[Start of Records for the task]
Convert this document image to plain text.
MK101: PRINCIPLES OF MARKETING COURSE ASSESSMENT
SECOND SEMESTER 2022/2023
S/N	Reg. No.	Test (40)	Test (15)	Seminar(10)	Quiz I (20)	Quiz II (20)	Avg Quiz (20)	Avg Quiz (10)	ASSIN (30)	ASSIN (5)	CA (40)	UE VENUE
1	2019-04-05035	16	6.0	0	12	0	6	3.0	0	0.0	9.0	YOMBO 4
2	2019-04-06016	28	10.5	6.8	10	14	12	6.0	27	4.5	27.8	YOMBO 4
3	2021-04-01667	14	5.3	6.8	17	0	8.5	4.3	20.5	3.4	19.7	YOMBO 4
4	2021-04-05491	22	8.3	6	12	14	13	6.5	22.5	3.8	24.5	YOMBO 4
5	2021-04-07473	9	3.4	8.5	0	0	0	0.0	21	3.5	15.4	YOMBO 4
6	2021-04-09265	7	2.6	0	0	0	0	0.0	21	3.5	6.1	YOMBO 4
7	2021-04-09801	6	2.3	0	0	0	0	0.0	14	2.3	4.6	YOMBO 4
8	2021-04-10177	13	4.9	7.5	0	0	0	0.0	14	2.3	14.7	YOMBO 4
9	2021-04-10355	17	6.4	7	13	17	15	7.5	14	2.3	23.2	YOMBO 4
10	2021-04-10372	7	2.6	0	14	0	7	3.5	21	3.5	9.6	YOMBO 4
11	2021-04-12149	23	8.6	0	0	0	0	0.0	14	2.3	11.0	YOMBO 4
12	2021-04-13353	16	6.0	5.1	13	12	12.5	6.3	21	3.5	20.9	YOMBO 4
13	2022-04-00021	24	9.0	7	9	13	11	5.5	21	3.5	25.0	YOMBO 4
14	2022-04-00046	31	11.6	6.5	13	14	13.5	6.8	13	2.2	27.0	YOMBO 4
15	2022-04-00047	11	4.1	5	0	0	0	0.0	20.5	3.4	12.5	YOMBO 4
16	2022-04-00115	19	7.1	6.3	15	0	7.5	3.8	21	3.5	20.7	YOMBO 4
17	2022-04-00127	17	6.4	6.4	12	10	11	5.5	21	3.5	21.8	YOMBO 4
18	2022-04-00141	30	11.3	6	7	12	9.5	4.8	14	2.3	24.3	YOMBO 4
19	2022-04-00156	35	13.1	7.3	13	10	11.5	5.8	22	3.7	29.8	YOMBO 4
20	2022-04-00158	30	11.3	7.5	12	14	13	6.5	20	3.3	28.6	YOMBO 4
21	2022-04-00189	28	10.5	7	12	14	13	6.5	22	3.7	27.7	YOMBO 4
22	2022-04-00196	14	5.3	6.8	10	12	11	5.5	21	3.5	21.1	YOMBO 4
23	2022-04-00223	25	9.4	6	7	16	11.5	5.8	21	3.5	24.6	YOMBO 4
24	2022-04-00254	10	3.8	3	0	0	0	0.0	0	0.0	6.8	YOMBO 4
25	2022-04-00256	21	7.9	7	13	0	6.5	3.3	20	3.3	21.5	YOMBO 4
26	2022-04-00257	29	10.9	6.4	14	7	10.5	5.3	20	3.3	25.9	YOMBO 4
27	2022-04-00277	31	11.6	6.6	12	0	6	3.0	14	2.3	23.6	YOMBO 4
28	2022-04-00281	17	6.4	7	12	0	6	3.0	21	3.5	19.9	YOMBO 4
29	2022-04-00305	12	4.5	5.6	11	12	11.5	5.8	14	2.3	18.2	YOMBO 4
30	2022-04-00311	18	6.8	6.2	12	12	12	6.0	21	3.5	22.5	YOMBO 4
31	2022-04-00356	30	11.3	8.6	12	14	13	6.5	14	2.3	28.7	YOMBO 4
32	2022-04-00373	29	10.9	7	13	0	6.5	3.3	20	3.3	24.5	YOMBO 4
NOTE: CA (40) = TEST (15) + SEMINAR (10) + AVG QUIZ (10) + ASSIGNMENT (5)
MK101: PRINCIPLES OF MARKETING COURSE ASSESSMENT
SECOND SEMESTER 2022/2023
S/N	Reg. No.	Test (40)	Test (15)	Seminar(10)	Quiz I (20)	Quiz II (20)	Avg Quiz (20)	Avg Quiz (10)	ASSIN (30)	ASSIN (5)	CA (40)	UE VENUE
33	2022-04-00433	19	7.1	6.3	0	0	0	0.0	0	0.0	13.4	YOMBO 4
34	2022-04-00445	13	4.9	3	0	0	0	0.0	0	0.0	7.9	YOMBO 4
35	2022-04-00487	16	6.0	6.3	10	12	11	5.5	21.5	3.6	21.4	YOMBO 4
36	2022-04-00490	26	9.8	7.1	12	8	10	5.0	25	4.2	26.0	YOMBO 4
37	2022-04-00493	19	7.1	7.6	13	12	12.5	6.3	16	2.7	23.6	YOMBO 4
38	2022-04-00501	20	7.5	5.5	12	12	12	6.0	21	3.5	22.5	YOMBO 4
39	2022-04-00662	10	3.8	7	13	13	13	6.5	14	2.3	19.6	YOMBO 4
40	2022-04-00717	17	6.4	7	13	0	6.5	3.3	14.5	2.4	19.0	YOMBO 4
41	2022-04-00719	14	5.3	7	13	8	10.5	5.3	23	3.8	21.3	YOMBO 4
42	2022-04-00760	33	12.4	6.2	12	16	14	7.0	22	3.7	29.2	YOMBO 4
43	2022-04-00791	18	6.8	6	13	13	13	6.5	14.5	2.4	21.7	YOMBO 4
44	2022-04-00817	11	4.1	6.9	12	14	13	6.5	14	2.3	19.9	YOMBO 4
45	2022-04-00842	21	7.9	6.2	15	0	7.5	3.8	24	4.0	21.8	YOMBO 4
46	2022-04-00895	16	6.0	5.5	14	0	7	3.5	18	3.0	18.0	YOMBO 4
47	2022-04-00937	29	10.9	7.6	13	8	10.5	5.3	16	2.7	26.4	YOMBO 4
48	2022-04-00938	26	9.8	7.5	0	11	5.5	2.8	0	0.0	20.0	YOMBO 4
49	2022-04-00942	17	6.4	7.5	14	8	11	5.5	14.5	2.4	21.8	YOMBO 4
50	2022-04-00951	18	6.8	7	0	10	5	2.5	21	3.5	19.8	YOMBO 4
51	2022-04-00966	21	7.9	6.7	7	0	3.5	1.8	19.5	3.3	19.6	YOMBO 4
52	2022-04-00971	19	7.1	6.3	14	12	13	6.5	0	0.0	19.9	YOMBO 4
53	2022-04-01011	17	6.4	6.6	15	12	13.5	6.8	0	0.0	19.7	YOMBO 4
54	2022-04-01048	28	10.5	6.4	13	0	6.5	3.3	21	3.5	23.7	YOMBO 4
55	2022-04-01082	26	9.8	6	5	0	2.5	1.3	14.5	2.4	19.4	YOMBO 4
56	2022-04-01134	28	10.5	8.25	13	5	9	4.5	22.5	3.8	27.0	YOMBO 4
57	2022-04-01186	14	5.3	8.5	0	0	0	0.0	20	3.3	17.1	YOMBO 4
[End of Records for the task]
Exercise: Reproduce the entries above exactly.

Answer below:
Convert this document image to plain text.
MK101: PRINCIPLES OF MARKETING COURSE ASSESSMENT
SECOND SEMESTER 2022/2023
S/N	Reg. No.	Test (40)	Test (15)	Seminar(10)	Quiz I (20)	Quiz II (20)	Avg Quiz (20)	Avg Quiz (10)	ASSIN (30)	ASSIN (5)	CA (40)	UE VENUE
1	2019-04-05035	16	6.0	0	12	0	6	3.0	0	0.0	9.0	YOMBO 4
2	2019-04-06016	28	10.5	6.8	10	14	12	6.0	27	4.5	27.8	YOMBO 4
3	2021-04-01667	14	5.3	6.8	17	0	8.5	4.3	20.5	3.4	19.7	YOMBO 4
4	2021-04-05491	22	8.3	6	12	14	13	6.5	22.5	3.8	24.5	YOMBO 4
5	2021-04-07473	9	3.4	8.5	0	0	0	0.0	21	3.5	15.4	YOMBO 4
6	2021-04-09265	7	2.6	0	0	0	0	0.0	21	3.5	6.1	YOMBO 4
7	2021-04-09801	6	2.3	0	0	0	0	0.0	14	2.3	4.6	YOMBO 4
8	2021-04-10177	13	4.9	7.5	0	0	0	0.0	14	2.3	14.7	YOMBO 4
9	2021-04-10355	17	6.4	7	13	17	15	7.5	14	2.3	23.2	YOMBO 4
10	2021-04-10372	7	2.6	0	14	0	7	3.5	21	3.5	9.6	YOMBO 4
11	2021-04-12149	23	8.6	0	0	0	0	0.0	14	2.3	11.0	YOMBO 4
12	2021-04-13353	16	6.0	5.1	13	12	12.5	6.3	21	3.5	20.9	YOMBO 4
13	2022-04-00021	24	9.0	7	9	13	11	5.5	21	3.5	25.0	YOMBO 4
14	2022-04-00046	31	11.6	6.5	13	14	13.5	6.8	13	2.2	27.0	YOMBO 4
15	2022-04-00047	11	4.1	5	0	0	0	0.0	20.5	3.4	12.5	YOMBO 4
16	2022-04-00115	19	7.1	6.3	15	0	7.5	3.8	21	3.5	20.7	YOMBO 4
17	2022-04-00127	17	6.4	6.4	12	10	11	5.5	21	3.5	21.8	YOMBO 4
18	2022-04-00141	30	11.3	6	7	12	9.5	4.8	14	2.3	24.3	YOMBO 4
19	2022-04-00156	35	13.1	7.3	13	10	11.5	5.8	22	3.7	29.8	YOMBO 4
20	2022-04-00158	30	11.3	7.5	12	14	13	6.5	20	3.3	28.6	YOMBO 4
21	2022-04-00189	28	10.5	7	12	14	13	6.5	22	3.7	27.7	YOMBO 4
22	2022-04-00196	14	5.3	6.8	10	12	11	5.5	21	3.5	21.1	YOMBO 4
23	2022-04-00223	25	9.4	6	7	16	11.5	5.8	21	3.5	24.6	YOMBO 4
24	2022-04-00254	10	3.8	3	0	0	0	0.0	0	0.0	6.8	YOMBO 4
25	2022-04-00256	21	7.9	7	13	0	6.5	3.3	20	3.3	21.5	YOMBO 4
26	2022-04-00257	29	10.9	6.4	14	7	10.5	5.3	20	3.3	25.9	YOMBO 4
27	2022-04-00277	31	11.6	6.6	12	0	6	3.0	14	2.3	23.6	YOMBO 4
28	2022-04-00281	17	6.4	7	12	0	6	3.0	21	3.5	19.9	YOMBO 4
29	2022-04-00305	12	4.5	5.6	11	12	11.5	5.8	14	2.3	18.2	YOMBO 4
30	2022-04-00311	18	6.8	6.2	12	12	12	6.0	21	3.5	22.5	YOMBO 4
31	2022-04-00356	30	11.3	8.6	12	14	13	6.5	14	2.3	28.7	YOMBO 4
32	2022-04-00373	29	10.9	7	13	0	6.5	3.3	20	3.3	24.5	YOMBO 4
NOTE: CA (40) = TEST (15) + SEMINAR (10) + AVG QUIZ (10) + ASSIGNMENT (5)
MK101: PRINCIPLES OF MARKETING COURSE ASSESSMENT
SECOND SEMESTER 2022/2023
S/N	Reg. No.	Test (40)	Test (15)	Seminar(10)	Quiz I (20)	Quiz II (20)	Avg Quiz (20)	Avg Quiz (10)	ASSIN (30)	ASSIN (5)	CA (40)	UE VENUE
33	2022-04-00433	19	7.1	6.3	0	0	0	0.0	0	0.0	13.4	YOMBO 4
34	2022-04-00445	13	4.9	3	0	0	0	0.0	0	0.0	7.9	YOMBO 4
35	2022-04-00487	16	6.0	6.3	10	12	11	5.5	21.5	3.6	21.4	YOMBO 4
36	2022-04-00490	26	9.8	7.1	12	8	10	5.0	25	4.2	26.0	YOMBO 4
37	2022-04-00493	19	7.1	7.6	13	12	12.5	6.3	16	2.7	23.6	YOMBO 4
38	2022-04-00501	20	7.5	5.5	12	12	12	6.0	21	3.5	22.5	YOMBO 4
39	2022-04-00662	10	3.8	7	13	13	13	6.5	14	2.3	19.6	YOMBO 4
40	2022-04-00717	17	6.4	7	13	0	6.5	3.3	14.5	2.4	19.0	YOMBO 4
41	2022-04-00719	14	5.3	7	13	8	10.5	5.3	23	3.8	21.3	YOMBO 4
42	2022-04-00760	33	12.4	6.2	12	16	14	7.0	22	3.7	29.2	YOMBO 4
43	2022-04-00791	18	6.8	6	13	13	13	6.5	14.5	2.4	21.7	YOMBO 4
44	2022-04-00817	11	4.1	6.9	12	14	13	6.5	14	2.3	19.9	YOMBO 4
45	2022-04-00842	21	7.9	6.2	15	0	7.5	3.8	24	4.0	21.8	YOMBO 4
46	2022-04-00895	16	6.0	5.5	14	0	7	3.5	18	3.0	18.0	YOMBO 4
47	2022-04-00937	29	10.9	7.6	13	8	10.5	5.3	16	2.7	26.4	YOMBO 4
48	2022-04-00938	26	9.8	7.5	0	11	5.5	2.8	0	0.0	20.0	YOMBO 4
49	2022-04-00942	17	6.4	7.5	14	8	11	5.5	14.5	2.4	21.8	YOMBO 4
50	2022-04-00951	18	6.8	7	0	10	5	2.5	21	3.5	19.8	YOMBO 4
51	2022-04-00966	21	7.9	6.7	7	0	3.5	1.8	19.5	3.3	19.6	YOMBO 4
52	2022-04-00971	19	7.1	6.3	14	12	13	6.5	0	0.0	19.9	YOMBO 4
53	2022-04-01011	17	6.4	6.6	15	12	13.5	6.8	0	0.0	19.7	YOMBO 4
54	2022-04-01048	28	10.5	6.4	13	0	6.5	3.3	21	3.5	23.7	YOMBO 4
55	2022-04-01082	26	9.8	6	5	0	2.5	1.3	14.5	2.4	19.4	YOMBO 4
56	2022-04-01134	28	10.5	8.25	13	5	9	4.5	22.5	3.8	27.0	YOMBO 4
57	2022-04-01186	14	5.3	8.5	0	0	0	0.0	20	3.3	17.1	YOMBO 4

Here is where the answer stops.